» AIM
Output the entries verbatim, including every line.

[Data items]
= = =

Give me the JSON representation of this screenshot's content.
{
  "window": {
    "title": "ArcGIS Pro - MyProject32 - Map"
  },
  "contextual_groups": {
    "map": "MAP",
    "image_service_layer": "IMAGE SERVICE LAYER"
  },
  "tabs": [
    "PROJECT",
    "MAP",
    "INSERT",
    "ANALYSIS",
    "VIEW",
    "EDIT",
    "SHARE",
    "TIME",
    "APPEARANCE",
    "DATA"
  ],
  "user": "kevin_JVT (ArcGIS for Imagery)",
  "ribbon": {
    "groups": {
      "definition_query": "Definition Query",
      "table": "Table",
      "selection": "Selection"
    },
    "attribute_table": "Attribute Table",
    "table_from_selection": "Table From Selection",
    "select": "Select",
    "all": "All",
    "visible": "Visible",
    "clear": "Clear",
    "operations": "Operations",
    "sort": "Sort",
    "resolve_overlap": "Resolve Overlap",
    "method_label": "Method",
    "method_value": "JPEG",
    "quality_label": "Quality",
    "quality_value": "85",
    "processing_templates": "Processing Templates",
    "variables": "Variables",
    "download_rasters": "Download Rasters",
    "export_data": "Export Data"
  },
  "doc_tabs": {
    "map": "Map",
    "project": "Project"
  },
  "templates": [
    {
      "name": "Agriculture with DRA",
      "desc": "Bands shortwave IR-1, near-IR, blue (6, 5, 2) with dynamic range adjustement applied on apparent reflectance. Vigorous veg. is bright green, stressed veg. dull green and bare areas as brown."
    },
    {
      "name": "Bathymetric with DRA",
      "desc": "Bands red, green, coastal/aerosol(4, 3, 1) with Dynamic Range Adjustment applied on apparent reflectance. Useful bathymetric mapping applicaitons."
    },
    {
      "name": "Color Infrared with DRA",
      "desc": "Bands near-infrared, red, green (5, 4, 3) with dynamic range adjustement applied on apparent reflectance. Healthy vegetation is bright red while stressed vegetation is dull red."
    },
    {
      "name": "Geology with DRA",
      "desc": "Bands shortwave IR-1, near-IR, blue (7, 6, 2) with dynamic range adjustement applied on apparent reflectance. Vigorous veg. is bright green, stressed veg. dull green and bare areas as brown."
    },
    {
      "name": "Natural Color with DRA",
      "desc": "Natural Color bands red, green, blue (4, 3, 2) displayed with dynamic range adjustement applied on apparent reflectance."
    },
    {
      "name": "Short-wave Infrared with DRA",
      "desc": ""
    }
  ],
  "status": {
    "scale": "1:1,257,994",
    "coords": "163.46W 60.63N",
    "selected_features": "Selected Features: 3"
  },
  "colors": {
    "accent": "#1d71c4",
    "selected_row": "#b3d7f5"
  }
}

= = =

» EXPECTED OUTPUT
Give me the JSON representation of this screenshot's content.
{
  "window": {
    "title": "ArcGIS Pro - MyProject32 - Map"
  },
  "contextual_groups": {
    "map": "MAP",
    "image_service_layer": "IMAGE SERVICE LAYER"
  },
  "tabs": [
    "PROJECT",
    "MAP",
    "INSERT",
    "ANALYSIS",
    "VIEW",
    "EDIT",
    "SHARE",
    "TIME",
    "APPEARANCE",
    "DATA"
  ],
  "user": "kevin_JVT (ArcGIS for Imagery)",
  "ribbon": {
    "groups": {
      "definition_query": "Definition Query",
      "table": "Table",
      "selection": "Selection"
    },
    "attribute_table": "Attribute Table",
    "table_from_selection": "Table From Selection",
    "select": "Select",
    "all": "All",
    "visible": "Visible",
    "clear": "Clear",
    "operations": "Operations",
    "sort": "Sort",
    "resolve_overlap": "Resolve Overlap",
    "method_label": "Method",
    "method_value": "JPEG",
    "quality_label": "Quality",
    "quality_value": "85",
    "processing_templates": "Processing Templates",
    "variables": "Variables",
    "download_rasters": "Download Rasters",
    "export_data": "Export Data"
  },
  "doc_tabs": {
    "map": "Map",
    "project": "Project"
  },
  "templates": [
    {
      "name": "Agriculture with DRA",
      "desc": "Bands shortwave IR-1, near-IR, blue (6, 5, 2) with dynamic range adjustement applied on apparent reflectance. Vigorous veg. is bright green, stressed veg. dull green and bare areas as brown."
    },
    {
      "name": "Bathymetric with DRA",
      "desc": "Bands red, green, coastal/aerosol(4, 3, 1) with Dynamic Range Adjustment applied on apparent reflectance. Useful bathymetric mapping applicaitons."
    },
    {
      "name": "Color Infrared with DRA",
      "desc": "Bands near-infrared, red, green (5, 4, 3) with dynamic range adjustement applied on apparent reflectance. Healthy vegetation is bright red while stressed vegetation is dull red."
    },
    {
      "name": "Geology with DRA",
      "desc": "Bands shortwave IR-1, near-IR, blue (7, 6, 2) with dynamic range adjustement applied on apparent reflectance. Vigorous veg. is bright green, stressed veg. dull green and bare areas as brown."
    },
    {
      "name": "Natural Color with DRA",
      "desc": "Natural Color bands red, green, blue (4, 3, 2) displayed with dynamic range adjustement applied on apparent reflectance."
    },
    {
      "name": "Short-wave Infrared with DRA",
      "desc": ""
    }
  ],
  "status": {
    "scale": "1:1,257,994",
    "coords": "163.46W 60.63N",
    "selected_features": "Selected Features: 3"
  },
  "colors": {
    "accent": "#1d71c4",
    "selected_row": "#b3d7f5"
  }
}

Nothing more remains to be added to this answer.